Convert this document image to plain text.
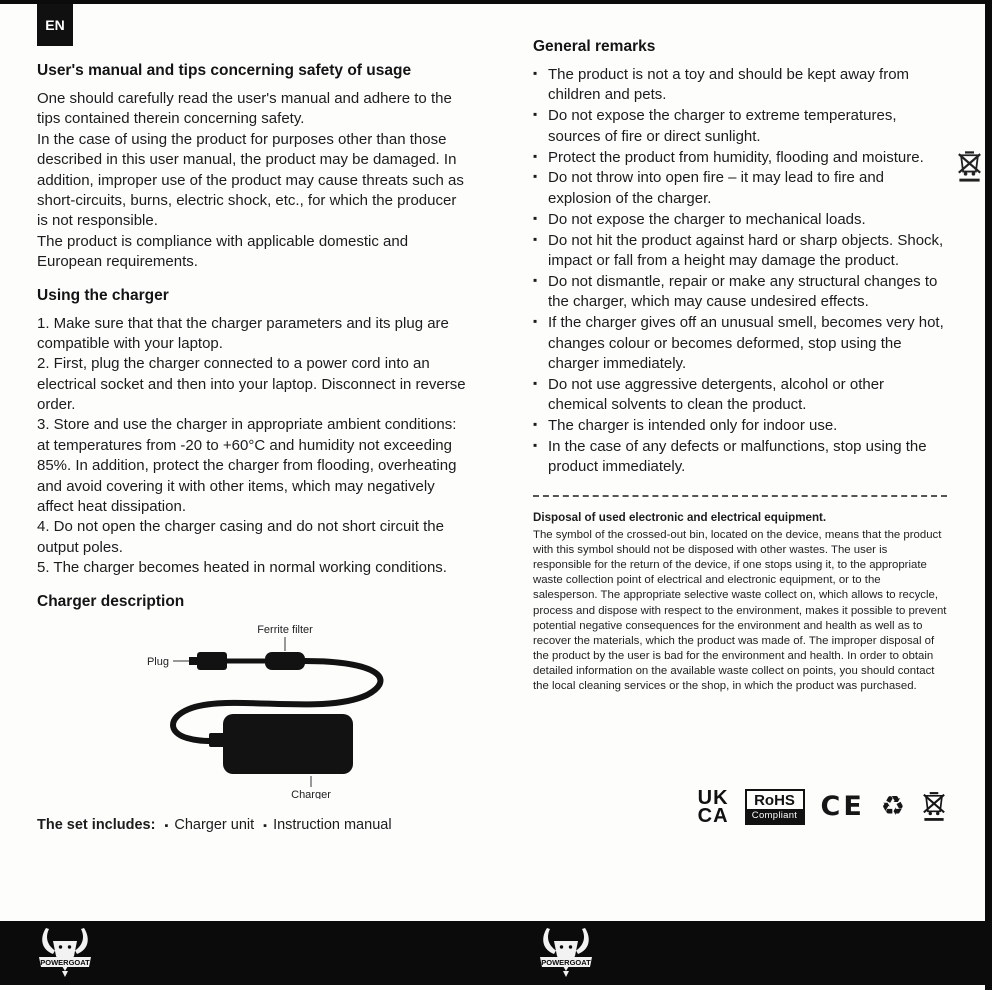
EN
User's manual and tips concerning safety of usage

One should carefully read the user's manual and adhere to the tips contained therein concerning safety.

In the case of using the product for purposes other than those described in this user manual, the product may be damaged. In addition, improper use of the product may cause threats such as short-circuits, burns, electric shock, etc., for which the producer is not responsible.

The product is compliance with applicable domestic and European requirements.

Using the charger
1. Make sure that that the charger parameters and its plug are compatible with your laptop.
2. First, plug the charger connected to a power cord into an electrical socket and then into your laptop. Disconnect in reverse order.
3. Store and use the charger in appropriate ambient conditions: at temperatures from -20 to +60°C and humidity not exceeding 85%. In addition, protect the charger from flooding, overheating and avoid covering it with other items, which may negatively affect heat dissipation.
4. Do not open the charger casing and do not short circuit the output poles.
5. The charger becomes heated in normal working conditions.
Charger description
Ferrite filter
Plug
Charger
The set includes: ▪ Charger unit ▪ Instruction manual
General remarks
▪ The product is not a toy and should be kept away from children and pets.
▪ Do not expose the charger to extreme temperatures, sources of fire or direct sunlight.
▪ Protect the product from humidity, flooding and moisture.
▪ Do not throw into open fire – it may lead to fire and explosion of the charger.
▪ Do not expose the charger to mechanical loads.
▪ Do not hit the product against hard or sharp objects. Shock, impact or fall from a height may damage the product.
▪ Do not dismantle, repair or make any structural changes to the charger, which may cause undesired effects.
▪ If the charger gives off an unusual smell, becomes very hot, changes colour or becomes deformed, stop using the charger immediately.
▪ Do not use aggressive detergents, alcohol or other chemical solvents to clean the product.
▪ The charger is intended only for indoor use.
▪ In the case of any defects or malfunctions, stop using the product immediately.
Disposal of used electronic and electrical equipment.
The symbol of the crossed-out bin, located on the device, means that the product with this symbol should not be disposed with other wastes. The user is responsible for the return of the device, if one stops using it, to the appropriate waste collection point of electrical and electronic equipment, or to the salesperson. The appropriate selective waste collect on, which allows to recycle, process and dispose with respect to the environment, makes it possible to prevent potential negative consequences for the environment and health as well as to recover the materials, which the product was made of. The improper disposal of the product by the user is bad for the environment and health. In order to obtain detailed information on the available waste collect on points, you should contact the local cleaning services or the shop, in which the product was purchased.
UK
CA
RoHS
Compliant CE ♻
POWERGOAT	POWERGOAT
·····
Set the entries down again exactly. Do not include the images.

[CORRECT RESULT]
Convert this document image to plain text.
EN
User's manual and tips concerning safety of usage

One should carefully read the user's manual and adhere to the tips contained therein concerning safety.

In the case of using the product for purposes other than those described in this user manual, the product may be damaged. In addition, improper use of the product may cause threats such as short-circuits, burns, electric shock, etc., for which the producer is not responsible.

The product is compliance with applicable domestic and European requirements.

Using the charger
1. Make sure that that the charger parameters and its plug are compatible with your laptop.
2. First, plug the charger connected to a power cord into an electrical socket and then into your laptop. Disconnect in reverse order.
3. Store and use the charger in appropriate ambient conditions: at temperatures from -20 to +60°C and humidity not exceeding 85%. In addition, protect the charger from flooding, overheating and avoid covering it with other items, which may negatively affect heat dissipation.
4. Do not open the charger casing and do not short circuit the output poles.
5. The charger becomes heated in normal working conditions.
Charger description
Ferrite filter
Plug
Charger
The set includes: ▪ Charger unit ▪ Instruction manual
General remarks
▪ The product is not a toy and should be kept away from children and pets.
▪ Do not expose the charger to extreme temperatures, sources of fire or direct sunlight.
▪ Protect the product from humidity, flooding and moisture.
▪ Do not throw into open fire – it may lead to fire and explosion of the charger.
▪ Do not expose the charger to mechanical loads.
▪ Do not hit the product against hard or sharp objects. Shock, impact or fall from a height may damage the product.
▪ Do not dismantle, repair or make any structural changes to the charger, which may cause undesired effects.
▪ If the charger gives off an unusual smell, becomes very hot, changes colour or becomes deformed, stop using the charger immediately.
▪ Do not use aggressive detergents, alcohol or other chemical solvents to clean the product.
▪ The charger is intended only for indoor use.
▪ In the case of any defects or malfunctions, stop using the product immediately.
Disposal of used electronic and electrical equipment.
The symbol of the crossed-out bin, located on the device, means that the product with this symbol should not be disposed with other wastes. The user is responsible for the return of the device, if one stops using it, to the appropriate waste collection point of electrical and electronic equipment, or to the salesperson. The appropriate selective waste collect on, which allows to recycle, process and dispose with respect to the environment, makes it possible to prevent potential negative consequences for the environment and health as well as to recover the materials, which the product was made of. The improper disposal of the product by the user is bad for the environment and health. In order to obtain detailed information on the available waste collect on points, you should contact the local cleaning services or the shop, in which the product was purchased.
UK
CA
RoHS
Compliant CE ♻
POWERGOAT	POWERGOAT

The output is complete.